Dataset items:
## START

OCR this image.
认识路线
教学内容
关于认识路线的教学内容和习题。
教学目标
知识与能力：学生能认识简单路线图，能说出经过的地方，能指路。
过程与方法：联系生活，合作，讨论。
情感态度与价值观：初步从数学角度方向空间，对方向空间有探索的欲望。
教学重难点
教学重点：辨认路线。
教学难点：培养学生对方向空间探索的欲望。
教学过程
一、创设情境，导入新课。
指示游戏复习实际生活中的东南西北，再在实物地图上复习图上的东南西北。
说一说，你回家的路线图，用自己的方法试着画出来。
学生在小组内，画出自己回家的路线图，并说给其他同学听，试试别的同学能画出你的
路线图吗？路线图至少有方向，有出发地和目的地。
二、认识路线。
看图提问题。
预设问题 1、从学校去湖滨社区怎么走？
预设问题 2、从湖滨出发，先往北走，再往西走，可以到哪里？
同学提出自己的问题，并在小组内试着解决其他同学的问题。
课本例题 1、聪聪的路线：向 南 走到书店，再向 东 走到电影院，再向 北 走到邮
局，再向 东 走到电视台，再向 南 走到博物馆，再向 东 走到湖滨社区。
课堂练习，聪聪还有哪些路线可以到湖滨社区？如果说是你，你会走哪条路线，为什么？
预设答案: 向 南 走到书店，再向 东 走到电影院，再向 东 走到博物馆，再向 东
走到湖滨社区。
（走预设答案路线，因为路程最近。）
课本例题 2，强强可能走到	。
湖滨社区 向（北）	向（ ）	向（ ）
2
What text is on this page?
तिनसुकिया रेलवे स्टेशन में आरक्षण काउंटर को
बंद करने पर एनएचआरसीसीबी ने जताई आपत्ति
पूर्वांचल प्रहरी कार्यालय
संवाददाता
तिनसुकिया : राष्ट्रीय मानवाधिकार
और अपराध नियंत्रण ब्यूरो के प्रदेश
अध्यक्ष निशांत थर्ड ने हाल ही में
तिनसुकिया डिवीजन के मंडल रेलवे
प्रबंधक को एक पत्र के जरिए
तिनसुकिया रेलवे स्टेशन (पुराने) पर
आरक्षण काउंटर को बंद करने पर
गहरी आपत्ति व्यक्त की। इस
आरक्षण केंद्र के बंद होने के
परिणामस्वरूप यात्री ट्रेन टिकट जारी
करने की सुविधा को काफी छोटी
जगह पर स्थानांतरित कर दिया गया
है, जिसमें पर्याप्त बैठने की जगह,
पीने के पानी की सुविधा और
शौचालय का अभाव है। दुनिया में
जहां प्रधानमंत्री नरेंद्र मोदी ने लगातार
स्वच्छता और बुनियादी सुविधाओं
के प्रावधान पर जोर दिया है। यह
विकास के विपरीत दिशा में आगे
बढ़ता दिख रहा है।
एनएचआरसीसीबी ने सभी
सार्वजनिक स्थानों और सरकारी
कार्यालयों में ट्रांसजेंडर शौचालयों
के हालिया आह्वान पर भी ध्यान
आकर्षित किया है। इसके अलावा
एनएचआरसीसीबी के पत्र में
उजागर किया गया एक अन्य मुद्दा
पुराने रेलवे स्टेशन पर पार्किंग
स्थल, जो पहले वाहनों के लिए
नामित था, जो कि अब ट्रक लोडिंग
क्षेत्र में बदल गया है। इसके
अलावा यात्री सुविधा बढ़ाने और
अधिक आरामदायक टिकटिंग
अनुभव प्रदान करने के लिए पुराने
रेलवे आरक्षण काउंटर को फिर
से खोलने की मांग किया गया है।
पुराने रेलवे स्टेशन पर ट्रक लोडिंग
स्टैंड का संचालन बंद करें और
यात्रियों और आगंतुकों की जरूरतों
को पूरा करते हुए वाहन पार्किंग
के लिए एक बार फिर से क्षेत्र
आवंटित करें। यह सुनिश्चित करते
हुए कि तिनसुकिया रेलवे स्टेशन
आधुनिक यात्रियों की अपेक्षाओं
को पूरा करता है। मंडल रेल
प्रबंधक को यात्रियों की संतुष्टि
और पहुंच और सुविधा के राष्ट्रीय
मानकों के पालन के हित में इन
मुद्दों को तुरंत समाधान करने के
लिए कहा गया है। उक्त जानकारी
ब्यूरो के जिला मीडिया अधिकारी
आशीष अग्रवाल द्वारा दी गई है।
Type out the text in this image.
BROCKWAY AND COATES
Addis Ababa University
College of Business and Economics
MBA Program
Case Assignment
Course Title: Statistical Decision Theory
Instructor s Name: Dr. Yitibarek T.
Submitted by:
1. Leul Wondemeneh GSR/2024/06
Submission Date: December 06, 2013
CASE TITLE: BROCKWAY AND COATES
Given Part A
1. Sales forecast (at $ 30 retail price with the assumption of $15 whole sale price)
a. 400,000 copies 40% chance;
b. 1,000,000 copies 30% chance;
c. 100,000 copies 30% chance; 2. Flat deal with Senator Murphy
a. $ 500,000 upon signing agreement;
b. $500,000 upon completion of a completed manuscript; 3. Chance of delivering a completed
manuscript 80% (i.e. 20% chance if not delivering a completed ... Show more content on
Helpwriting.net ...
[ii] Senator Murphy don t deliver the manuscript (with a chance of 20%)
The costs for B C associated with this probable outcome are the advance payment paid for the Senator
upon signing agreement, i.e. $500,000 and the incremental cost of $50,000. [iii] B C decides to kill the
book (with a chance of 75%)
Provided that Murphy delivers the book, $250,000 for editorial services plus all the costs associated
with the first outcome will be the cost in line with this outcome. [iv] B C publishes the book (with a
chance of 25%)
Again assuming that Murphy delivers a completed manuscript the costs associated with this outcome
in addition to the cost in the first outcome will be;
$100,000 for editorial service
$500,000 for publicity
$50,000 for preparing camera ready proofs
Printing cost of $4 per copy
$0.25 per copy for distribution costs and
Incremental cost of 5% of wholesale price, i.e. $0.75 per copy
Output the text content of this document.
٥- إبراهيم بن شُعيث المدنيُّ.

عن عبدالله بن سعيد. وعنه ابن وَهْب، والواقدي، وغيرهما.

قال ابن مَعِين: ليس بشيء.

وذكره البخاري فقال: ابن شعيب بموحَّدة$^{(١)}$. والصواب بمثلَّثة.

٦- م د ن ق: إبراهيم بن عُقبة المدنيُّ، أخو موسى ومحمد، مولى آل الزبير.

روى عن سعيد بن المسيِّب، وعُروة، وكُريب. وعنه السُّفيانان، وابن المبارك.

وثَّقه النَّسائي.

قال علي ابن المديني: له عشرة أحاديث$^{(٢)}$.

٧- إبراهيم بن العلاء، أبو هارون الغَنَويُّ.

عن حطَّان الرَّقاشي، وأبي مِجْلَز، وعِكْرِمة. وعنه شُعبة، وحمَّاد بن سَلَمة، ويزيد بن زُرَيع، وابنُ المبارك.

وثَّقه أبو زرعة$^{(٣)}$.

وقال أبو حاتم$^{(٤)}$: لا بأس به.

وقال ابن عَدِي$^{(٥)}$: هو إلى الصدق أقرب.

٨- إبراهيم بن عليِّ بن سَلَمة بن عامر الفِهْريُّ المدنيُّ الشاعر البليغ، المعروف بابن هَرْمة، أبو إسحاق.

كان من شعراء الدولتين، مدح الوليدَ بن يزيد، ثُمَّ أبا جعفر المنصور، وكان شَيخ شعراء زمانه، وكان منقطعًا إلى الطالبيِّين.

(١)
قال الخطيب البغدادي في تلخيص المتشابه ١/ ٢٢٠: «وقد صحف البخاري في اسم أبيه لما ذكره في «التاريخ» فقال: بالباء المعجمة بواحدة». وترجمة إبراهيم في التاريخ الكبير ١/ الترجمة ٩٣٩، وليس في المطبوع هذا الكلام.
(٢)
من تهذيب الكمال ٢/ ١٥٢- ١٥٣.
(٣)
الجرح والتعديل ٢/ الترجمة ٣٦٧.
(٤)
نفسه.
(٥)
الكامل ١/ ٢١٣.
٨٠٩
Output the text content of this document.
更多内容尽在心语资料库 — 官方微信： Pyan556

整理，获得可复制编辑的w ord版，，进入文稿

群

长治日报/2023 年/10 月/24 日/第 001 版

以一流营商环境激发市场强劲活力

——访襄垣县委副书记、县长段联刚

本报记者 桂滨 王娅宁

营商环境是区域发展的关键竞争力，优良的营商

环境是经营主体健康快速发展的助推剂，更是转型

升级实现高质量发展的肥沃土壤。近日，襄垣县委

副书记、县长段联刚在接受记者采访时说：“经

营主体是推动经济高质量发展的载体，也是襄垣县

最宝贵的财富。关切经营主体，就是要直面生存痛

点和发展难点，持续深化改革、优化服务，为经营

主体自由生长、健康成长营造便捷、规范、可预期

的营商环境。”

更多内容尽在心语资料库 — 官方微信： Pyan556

## END

TASK PROMPT: Tell how many lines of the records above hold the string "costs". Give no other text.

COMPLETE RESPONSE: 4